**TASK TO COMPLETE**
Copy each of the entries below faithfully, setting aside any pictures.

**RECORDS PROVIDED**
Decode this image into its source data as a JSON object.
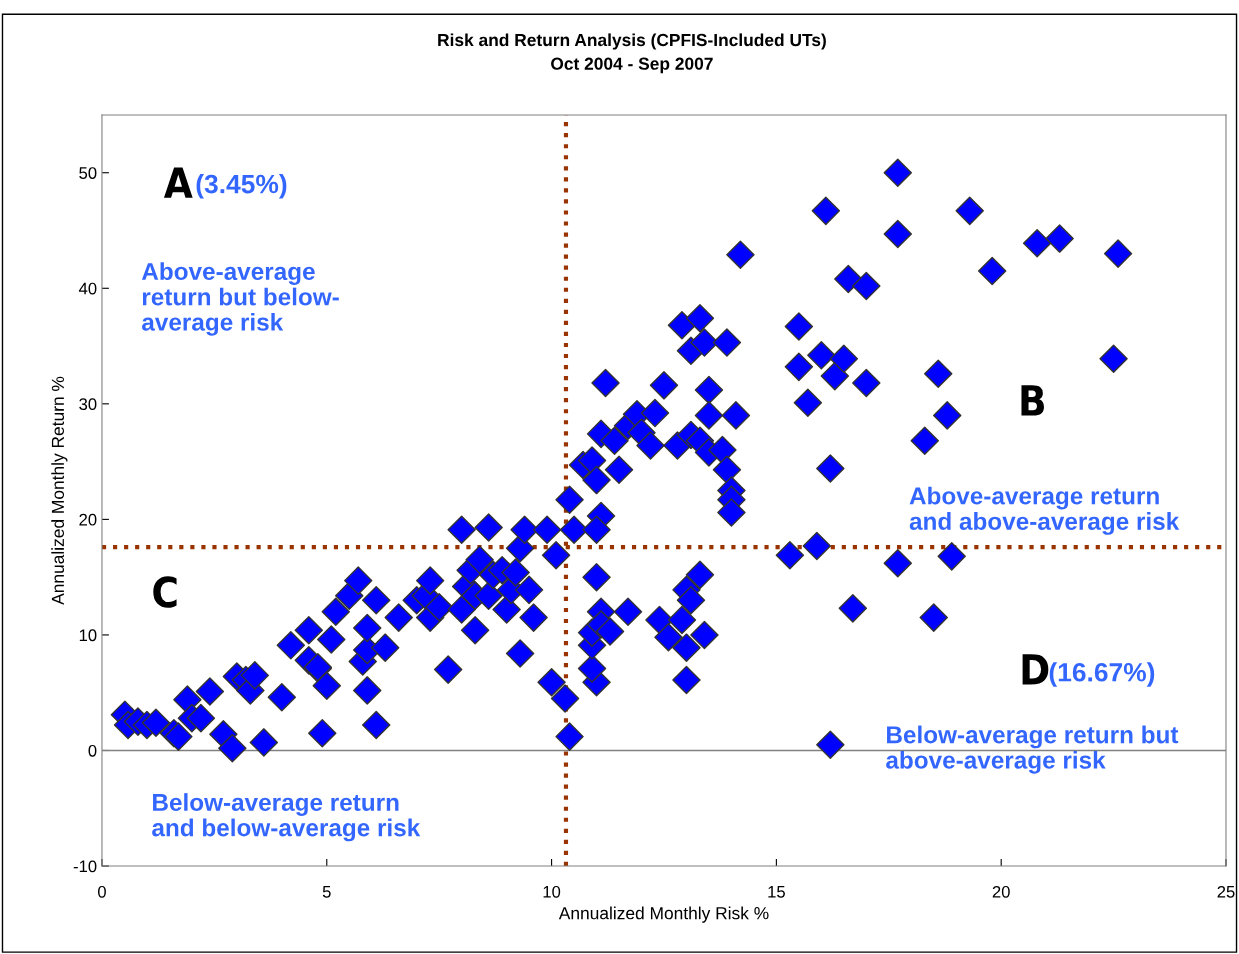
{
  "chart_data": {
    "type": "scatter",
    "title": "Risk and Return Analysis (CPFIS-Included UTs)\nOct 2004 - Sep 2007",
    "xlabel": "Annualized Monthly Risk %",
    "ylabel": "Annualized Monthly Return %",
    "xlim": [
      0,
      25
    ],
    "xticks": [
      0,
      5,
      10,
      15,
      20,
      25
    ],
    "ylim": [
      -10,
      55
    ],
    "yticks": [
      -10,
      0,
      10,
      20,
      30,
      40,
      50
    ],
    "grid": false,
    "marker": "diamond",
    "legend": false,
    "ref_lines": [
      {
        "axis": "x",
        "value": 10.32,
        "color": "#993300",
        "line_style": "dotted"
      },
      {
        "axis": "y",
        "value": 17.6,
        "color": "#993300",
        "line_style": "dotted"
      },
      {
        "axis": "y",
        "value": 0,
        "color": "#808080",
        "line_style": "solid"
      }
    ],
    "annotations": [
      "A",
      "(3.45%)",
      "Above-average\nreturn but below-\naverage risk",
      "B",
      "Above-average return\nand above-average risk",
      "C",
      "Below-average return\nand below-average risk",
      "D",
      "(16.67%)",
      "Below-average return but\nabove-average risk"
    ],
    "series": [
      {
        "color": "#0000ff",
        "x": [
          0.51,
          0.58,
          0.8,
          1.0,
          1.2,
          1.6,
          1.7,
          1.9,
          2.0,
          2.2,
          2.4,
          2.7,
          2.9,
          3.0,
          3.2,
          3.3,
          3.4,
          3.6,
          4.0,
          4.2,
          4.6,
          4.6,
          4.8,
          4.8,
          4.9,
          5.0,
          5.1,
          5.2,
          5.5,
          5.7,
          5.8,
          5.9,
          5.9,
          5.9,
          6.1,
          6.1,
          6.3,
          6.6,
          7.0,
          7.2,
          7.3,
          7.3,
          7.5,
          7.7,
          8.0,
          8.0,
          8.1,
          8.2,
          8.3,
          8.3,
          8.4,
          8.6,
          8.6,
          8.7,
          8.9,
          9.0,
          9.1,
          9.2,
          9.3,
          9.3,
          9.4,
          9.5,
          9.6,
          9.9,
          10.0,
          10.1,
          10.3,
          10.4,
          10.4,
          10.5,
          10.7,
          10.9,
          11.0,
          11.1,
          11.1,
          11.0,
          11.0,
          11.2,
          11.4,
          11.5,
          11.7,
          11.9,
          12.0,
          12.2,
          12.3,
          12.5,
          12.8,
          12.9,
          13.1,
          13.1,
          13.3,
          13.3,
          13.4,
          13.5,
          13.5,
          13.5,
          13.8,
          13.9,
          13.9,
          14.0,
          14.0,
          14.0,
          14.1,
          14.2,
          11.0,
          10.9,
          10.9,
          10.9,
          11.1,
          11.1,
          11.3,
          11.7,
          12.4,
          12.6,
          12.9,
          13.0,
          13.1,
          13.0,
          13.0,
          13.3,
          13.4,
          15.3,
          15.5,
          15.5,
          15.7,
          15.9,
          16.0,
          16.1,
          16.2,
          16.2,
          16.3,
          16.5,
          16.6,
          16.7,
          17.0,
          17.0,
          17.7,
          17.7,
          17.7,
          18.3,
          18.5,
          18.6,
          18.8,
          18.9,
          19.3,
          19.8,
          20.8,
          21.3,
          22.5,
          22.6
        ],
        "values": [
          3.1,
          2.2,
          2.5,
          2.2,
          2.4,
          1.5,
          1.2,
          4.4,
          2.8,
          2.8,
          5.1,
          1.4,
          0.2,
          6.4,
          6.1,
          5.2,
          6.5,
          0.7,
          4.6,
          9.1,
          10.4,
          7.8,
          7.1,
          7.2,
          1.5,
          5.6,
          9.6,
          12.0,
          13.4,
          14.7,
          7.7,
          8.7,
          5.2,
          10.6,
          13.0,
          2.2,
          8.9,
          11.5,
          13.0,
          13.4,
          14.7,
          11.5,
          12.4,
          7.0,
          19.1,
          12.2,
          14.2,
          15.6,
          10.4,
          13.4,
          16.5,
          13.4,
          19.3,
          15.2,
          15.6,
          12.2,
          13.9,
          15.4,
          17.5,
          8.4,
          19.1,
          13.9,
          11.5,
          19.1,
          5.9,
          16.9,
          4.5,
          1.2,
          21.7,
          19.1,
          24.7,
          25.1,
          23.4,
          27.4,
          20.3,
          19.1,
          15.0,
          31.8,
          26.8,
          24.3,
          28.1,
          29.1,
          27.5,
          26.4,
          29.2,
          31.6,
          26.4,
          36.8,
          34.6,
          27.3,
          37.4,
          26.8,
          35.3,
          25.8,
          31.2,
          29.0,
          26.0,
          35.3,
          24.3,
          22.5,
          21.7,
          20.6,
          29.0,
          42.9,
          5.9,
          7.1,
          9.1,
          10.2,
          12.0,
          10.9,
          10.3,
          12.0,
          11.3,
          9.8,
          11.3,
          13.9,
          13.0,
          8.9,
          6.1,
          15.2,
          10.0,
          16.9,
          36.7,
          33.2,
          30.1,
          17.7,
          34.2,
          46.7,
          24.4,
          0.5,
          32.4,
          33.9,
          40.8,
          12.3,
          31.8,
          40.2,
          50.0,
          44.7,
          16.2,
          26.8,
          11.5,
          32.6,
          29.0,
          16.8,
          46.7,
          41.5,
          43.9,
          44.3,
          33.9,
          43.0
        ]
      }
    ]
  }
}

**ANSWER TO THIS PROBLEM**
Decode this image into its source data as a JSON object.
{
  "chart_data": {
    "type": "scatter",
    "title": "Risk and Return Analysis (CPFIS-Included UTs)\nOct 2004 - Sep 2007",
    "xlabel": "Annualized Monthly Risk %",
    "ylabel": "Annualized Monthly Return %",
    "xlim": [
      0,
      25
    ],
    "xticks": [
      0,
      5,
      10,
      15,
      20,
      25
    ],
    "ylim": [
      -10,
      55
    ],
    "yticks": [
      -10,
      0,
      10,
      20,
      30,
      40,
      50
    ],
    "grid": false,
    "marker": "diamond",
    "legend": false,
    "ref_lines": [
      {
        "axis": "x",
        "value": 10.32,
        "color": "#993300",
        "line_style": "dotted"
      },
      {
        "axis": "y",
        "value": 17.6,
        "color": "#993300",
        "line_style": "dotted"
      },
      {
        "axis": "y",
        "value": 0,
        "color": "#808080",
        "line_style": "solid"
      }
    ],
    "annotations": [
      "A",
      "(3.45%)",
      "Above-average\nreturn but below-\naverage risk",
      "B",
      "Above-average return\nand above-average risk",
      "C",
      "Below-average return\nand below-average risk",
      "D",
      "(16.67%)",
      "Below-average return but\nabove-average risk"
    ],
    "series": [
      {
        "color": "#0000ff",
        "x": [
          0.51,
          0.58,
          0.8,
          1.0,
          1.2,
          1.6,
          1.7,
          1.9,
          2.0,
          2.2,
          2.4,
          2.7,
          2.9,
          3.0,
          3.2,
          3.3,
          3.4,
          3.6,
          4.0,
          4.2,
          4.6,
          4.6,
          4.8,
          4.8,
          4.9,
          5.0,
          5.1,
          5.2,
          5.5,
          5.7,
          5.8,
          5.9,
          5.9,
          5.9,
          6.1,
          6.1,
          6.3,
          6.6,
          7.0,
          7.2,
          7.3,
          7.3,
          7.5,
          7.7,
          8.0,
          8.0,
          8.1,
          8.2,
          8.3,
          8.3,
          8.4,
          8.6,
          8.6,
          8.7,
          8.9,
          9.0,
          9.1,
          9.2,
          9.3,
          9.3,
          9.4,
          9.5,
          9.6,
          9.9,
          10.0,
          10.1,
          10.3,
          10.4,
          10.4,
          10.5,
          10.7,
          10.9,
          11.0,
          11.1,
          11.1,
          11.0,
          11.0,
          11.2,
          11.4,
          11.5,
          11.7,
          11.9,
          12.0,
          12.2,
          12.3,
          12.5,
          12.8,
          12.9,
          13.1,
          13.1,
          13.3,
          13.3,
          13.4,
          13.5,
          13.5,
          13.5,
          13.8,
          13.9,
          13.9,
          14.0,
          14.0,
          14.0,
          14.1,
          14.2,
          11.0,
          10.9,
          10.9,
          10.9,
          11.1,
          11.1,
          11.3,
          11.7,
          12.4,
          12.6,
          12.9,
          13.0,
          13.1,
          13.0,
          13.0,
          13.3,
          13.4,
          15.3,
          15.5,
          15.5,
          15.7,
          15.9,
          16.0,
          16.1,
          16.2,
          16.2,
          16.3,
          16.5,
          16.6,
          16.7,
          17.0,
          17.0,
          17.7,
          17.7,
          17.7,
          18.3,
          18.5,
          18.6,
          18.8,
          18.9,
          19.3,
          19.8,
          20.8,
          21.3,
          22.5,
          22.6
        ],
        "values": [
          3.1,
          2.2,
          2.5,
          2.2,
          2.4,
          1.5,
          1.2,
          4.4,
          2.8,
          2.8,
          5.1,
          1.4,
          0.2,
          6.4,
          6.1,
          5.2,
          6.5,
          0.7,
          4.6,
          9.1,
          10.4,
          7.8,
          7.1,
          7.2,
          1.5,
          5.6,
          9.6,
          12.0,
          13.4,
          14.7,
          7.7,
          8.7,
          5.2,
          10.6,
          13.0,
          2.2,
          8.9,
          11.5,
          13.0,
          13.4,
          14.7,
          11.5,
          12.4,
          7.0,
          19.1,
          12.2,
          14.2,
          15.6,
          10.4,
          13.4,
          16.5,
          13.4,
          19.3,
          15.2,
          15.6,
          12.2,
          13.9,
          15.4,
          17.5,
          8.4,
          19.1,
          13.9,
          11.5,
          19.1,
          5.9,
          16.9,
          4.5,
          1.2,
          21.7,
          19.1,
          24.7,
          25.1,
          23.4,
          27.4,
          20.3,
          19.1,
          15.0,
          31.8,
          26.8,
          24.3,
          28.1,
          29.1,
          27.5,
          26.4,
          29.2,
          31.6,
          26.4,
          36.8,
          34.6,
          27.3,
          37.4,
          26.8,
          35.3,
          25.8,
          31.2,
          29.0,
          26.0,
          35.3,
          24.3,
          22.5,
          21.7,
          20.6,
          29.0,
          42.9,
          5.9,
          7.1,
          9.1,
          10.2,
          12.0,
          10.9,
          10.3,
          12.0,
          11.3,
          9.8,
          11.3,
          13.9,
          13.0,
          8.9,
          6.1,
          15.2,
          10.0,
          16.9,
          36.7,
          33.2,
          30.1,
          17.7,
          34.2,
          46.7,
          24.4,
          0.5,
          32.4,
          33.9,
          40.8,
          12.3,
          31.8,
          40.2,
          50.0,
          44.7,
          16.2,
          26.8,
          11.5,
          32.6,
          29.0,
          16.8,
          46.7,
          41.5,
          43.9,
          44.3,
          33.9,
          43.0
        ]
      }
    ]
  }
}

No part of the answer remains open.